Task A - According to the editorial on the Henderson County affordable housing project, how many units would the proposed Rosebay Apartments contain?
Task B - Using the editorial on the Henderson County affordable housing project, explain in one to three sentences why the Housing Assistance Corp. wants the 5.6 acres rezoned from residential to office and institutional zoning.
Task C - Take the editorial on the Henderson County affordable housing project further, starting after its final sentence.

Selected passage -
LIGHTNING EDITORIAL: County should OK affordable housing project
The Henderson County Board of Commissioners has a good record in helping to create jobs. Next week, the board will get a chance to do something for the people that work those jobs.
The Henderson County Planning Board made an abrupt and unwise decision last month when it voted unanimously to recommend denial of a rezoning that would allow a 64-unit affordable housing project on Pisgah Drive off U.S. 64 just west of the Laurel Park. The Housing Assistance Corp. is seeking a rezoning of 5.6 acres from residential to office and institutional zoning so it can move forward with the proposed Rosebay Apartments to provide housing for lower-income working people.
The Board of Commissioners should give the Housing Assistance Corp. the chance to get the final OK on the project, which would result in a $7.6 million investment and construction jobs during the building phase.
The Planning Board's decision came after neighbors raised objections based on traffic and density, somehow making the implausible sound credible — that a loop road that contains two nursing facilities, a large medical clinic and a condo development before ending at a shopping center is a country outpost isolated from urban uses.
For all the work it has done on the project, the HAC came woefully underprepared to rebut the predictable opposition to any project with the words "affordable" or "subsidized" preceding its name. We were glad to hear that the agency and its supporters and board members are not giving up. They are pressing the case that commissioners ought to OK this very worthy project. (Planning Board member Marilyn Gordon has changed her mind and urged the commissioners to vote yes.)

Stored dataset items -
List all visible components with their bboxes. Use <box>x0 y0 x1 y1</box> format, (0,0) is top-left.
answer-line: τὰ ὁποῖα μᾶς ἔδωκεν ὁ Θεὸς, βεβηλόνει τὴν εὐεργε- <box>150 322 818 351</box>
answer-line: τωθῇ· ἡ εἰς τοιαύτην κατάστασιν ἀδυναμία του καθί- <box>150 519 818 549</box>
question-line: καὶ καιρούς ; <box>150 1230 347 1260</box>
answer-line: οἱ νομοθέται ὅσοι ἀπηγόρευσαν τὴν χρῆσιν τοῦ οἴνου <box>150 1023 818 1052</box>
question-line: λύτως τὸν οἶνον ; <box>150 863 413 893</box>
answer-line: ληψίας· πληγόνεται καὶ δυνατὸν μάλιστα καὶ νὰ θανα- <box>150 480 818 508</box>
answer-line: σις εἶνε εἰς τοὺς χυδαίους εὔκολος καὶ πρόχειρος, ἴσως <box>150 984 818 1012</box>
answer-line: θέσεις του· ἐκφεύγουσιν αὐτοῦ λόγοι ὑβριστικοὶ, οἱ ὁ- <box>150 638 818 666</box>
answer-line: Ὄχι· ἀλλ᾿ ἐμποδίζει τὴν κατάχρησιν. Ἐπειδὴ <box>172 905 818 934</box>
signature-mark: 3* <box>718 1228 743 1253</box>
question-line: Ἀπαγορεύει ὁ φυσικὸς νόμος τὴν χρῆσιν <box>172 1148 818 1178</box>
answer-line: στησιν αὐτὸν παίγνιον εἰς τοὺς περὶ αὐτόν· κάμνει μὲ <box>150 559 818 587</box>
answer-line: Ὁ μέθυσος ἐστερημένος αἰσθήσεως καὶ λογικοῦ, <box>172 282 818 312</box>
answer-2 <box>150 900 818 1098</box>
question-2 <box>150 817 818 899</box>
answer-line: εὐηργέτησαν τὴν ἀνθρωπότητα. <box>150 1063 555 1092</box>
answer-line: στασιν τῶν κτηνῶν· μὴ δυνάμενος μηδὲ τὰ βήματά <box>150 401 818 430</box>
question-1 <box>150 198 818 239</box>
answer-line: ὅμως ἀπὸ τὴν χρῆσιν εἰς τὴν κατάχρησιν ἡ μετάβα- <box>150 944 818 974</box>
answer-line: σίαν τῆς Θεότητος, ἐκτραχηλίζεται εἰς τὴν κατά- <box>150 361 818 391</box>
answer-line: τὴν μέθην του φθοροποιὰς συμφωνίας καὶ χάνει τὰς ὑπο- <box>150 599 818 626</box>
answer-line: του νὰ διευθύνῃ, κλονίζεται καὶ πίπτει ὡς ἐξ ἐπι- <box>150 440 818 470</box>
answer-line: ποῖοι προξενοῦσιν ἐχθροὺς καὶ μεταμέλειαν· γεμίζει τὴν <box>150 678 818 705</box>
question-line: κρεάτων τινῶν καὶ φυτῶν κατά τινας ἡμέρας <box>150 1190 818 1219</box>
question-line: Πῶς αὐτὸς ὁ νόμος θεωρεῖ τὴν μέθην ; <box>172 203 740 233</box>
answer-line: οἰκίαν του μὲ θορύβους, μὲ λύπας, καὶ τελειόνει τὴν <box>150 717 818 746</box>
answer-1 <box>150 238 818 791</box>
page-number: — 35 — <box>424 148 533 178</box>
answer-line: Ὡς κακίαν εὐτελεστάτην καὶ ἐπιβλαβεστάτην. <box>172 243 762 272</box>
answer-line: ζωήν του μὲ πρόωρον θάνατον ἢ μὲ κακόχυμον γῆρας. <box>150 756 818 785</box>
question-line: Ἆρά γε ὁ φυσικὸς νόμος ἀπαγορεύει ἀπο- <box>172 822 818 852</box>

Answer box A - 64 units.

Answer box B - The Housing Assistance Corp. needs the rezoning so it can move forward with the proposed Rosebay Apartments. The project would provide housing for lower-income working people.

Answer box C -
The need for affordable housing for working families has been well-documented by several local studies. Housing like this has been at or near the top of the priority list of agencies from the United Way to the Children and Family Resource Center. The City Council put a stamp of approval on the project Thursday night by agreeing to waive $175,000 worth of water and sewer impact fees.
The Housing Assistance Corp. has a good record in building safe, attractive housing for the elderly and for working families. The Rosebay application earned a perfect score from a state housing agency. It received a $420,000 vote of confidence from the Asheville Housing Consortium. If commissioners say no on May 12, that money is gone and the $7.6 million project is dead.
"Other counties tried to get that money," said HAC Executive Committee member Jim Robertson, who has served on the agency board since 1998. "Because of Housing Assistance's track record and because the need is so high in Henderson County for affordable housing, we got the majority of the money that was doled out in 2014."
During the current primary campaign, when asked about affordable housing, the three incumbent commissioners and their four challengers have signaled they would do what they can to provide more. The moose at the table has been the fact that the Rosebay project is sitting on the board's docket at this very moment. Here's a campaign promise that can make good on six days after the election. To strike a blow for affordable housing for workers, all the commissioners have to do is vote yes on the Pisgah Drive rezoning request.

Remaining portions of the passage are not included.